**Problem to solve:** Copy out the data below verbatim.

--- Start of Data ---

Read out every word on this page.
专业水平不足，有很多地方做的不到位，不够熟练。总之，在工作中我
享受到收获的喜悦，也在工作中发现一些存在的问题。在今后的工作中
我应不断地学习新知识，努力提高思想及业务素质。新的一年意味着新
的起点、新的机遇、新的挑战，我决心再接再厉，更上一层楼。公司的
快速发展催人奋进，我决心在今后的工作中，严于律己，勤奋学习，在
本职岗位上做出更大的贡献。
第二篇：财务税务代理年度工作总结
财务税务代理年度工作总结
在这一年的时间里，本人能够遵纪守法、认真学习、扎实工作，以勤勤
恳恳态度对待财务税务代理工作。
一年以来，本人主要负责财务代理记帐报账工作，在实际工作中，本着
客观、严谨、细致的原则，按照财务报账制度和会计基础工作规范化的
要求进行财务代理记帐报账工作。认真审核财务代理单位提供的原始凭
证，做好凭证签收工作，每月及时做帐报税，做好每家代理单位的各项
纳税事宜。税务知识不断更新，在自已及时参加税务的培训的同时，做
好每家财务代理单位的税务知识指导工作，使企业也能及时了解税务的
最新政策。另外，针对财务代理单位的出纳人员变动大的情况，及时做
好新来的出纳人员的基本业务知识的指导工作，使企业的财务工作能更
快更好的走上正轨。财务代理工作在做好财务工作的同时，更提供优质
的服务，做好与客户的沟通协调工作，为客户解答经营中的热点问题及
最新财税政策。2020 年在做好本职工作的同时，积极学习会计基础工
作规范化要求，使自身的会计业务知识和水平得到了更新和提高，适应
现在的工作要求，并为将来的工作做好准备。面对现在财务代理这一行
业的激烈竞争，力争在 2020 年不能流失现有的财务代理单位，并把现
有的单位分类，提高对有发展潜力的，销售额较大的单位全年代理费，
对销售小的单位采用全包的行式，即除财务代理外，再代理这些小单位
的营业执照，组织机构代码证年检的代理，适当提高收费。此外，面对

--- End of Data ---

**Answer for the task:**
Read out every word on this page.
专业水平不足，有很多地方做的不到位，不够熟练。总之，在工作中我
享受到收获的喜悦，也在工作中发现一些存在的问题。在今后的工作中
我应不断地学习新知识，努力提高思想及业务素质。新的一年意味着新
的起点、新的机遇、新的挑战，我决心再接再厉，更上一层楼。公司的
快速发展催人奋进，我决心在今后的工作中，严于律己，勤奋学习，在
本职岗位上做出更大的贡献。
第二篇：财务税务代理年度工作总结
财务税务代理年度工作总结
在这一年的时间里，本人能够遵纪守法、认真学习、扎实工作，以勤勤
恳恳态度对待财务税务代理工作。
一年以来，本人主要负责财务代理记帐报账工作，在实际工作中，本着
客观、严谨、细致的原则，按照财务报账制度和会计基础工作规范化的
要求进行财务代理记帐报账工作。认真审核财务代理单位提供的原始凭
证，做好凭证签收工作，每月及时做帐报税，做好每家代理单位的各项
纳税事宜。税务知识不断更新，在自已及时参加税务的培训的同时，做
好每家财务代理单位的税务知识指导工作，使企业也能及时了解税务的
最新政策。另外，针对财务代理单位的出纳人员变动大的情况，及时做
好新来的出纳人员的基本业务知识的指导工作，使企业的财务工作能更
快更好的走上正轨。财务代理工作在做好财务工作的同时，更提供优质
的服务，做好与客户的沟通协调工作，为客户解答经营中的热点问题及
最新财税政策。2020 年在做好本职工作的同时，积极学习会计基础工
作规范化要求，使自身的会计业务知识和水平得到了更新和提高，适应
现在的工作要求，并为将来的工作做好准备。面对现在财务代理这一行
业的激烈竞争，力争在 2020 年不能流失现有的财务代理单位，并把现
有的单位分类，提高对有发展潜力的，销售额较大的单位全年代理费，
对销售小的单位采用全包的行式，即除财务代理外，再代理这些小单位
的营业执照，组织机构代码证年检的代理，适当提高收费。此外，面对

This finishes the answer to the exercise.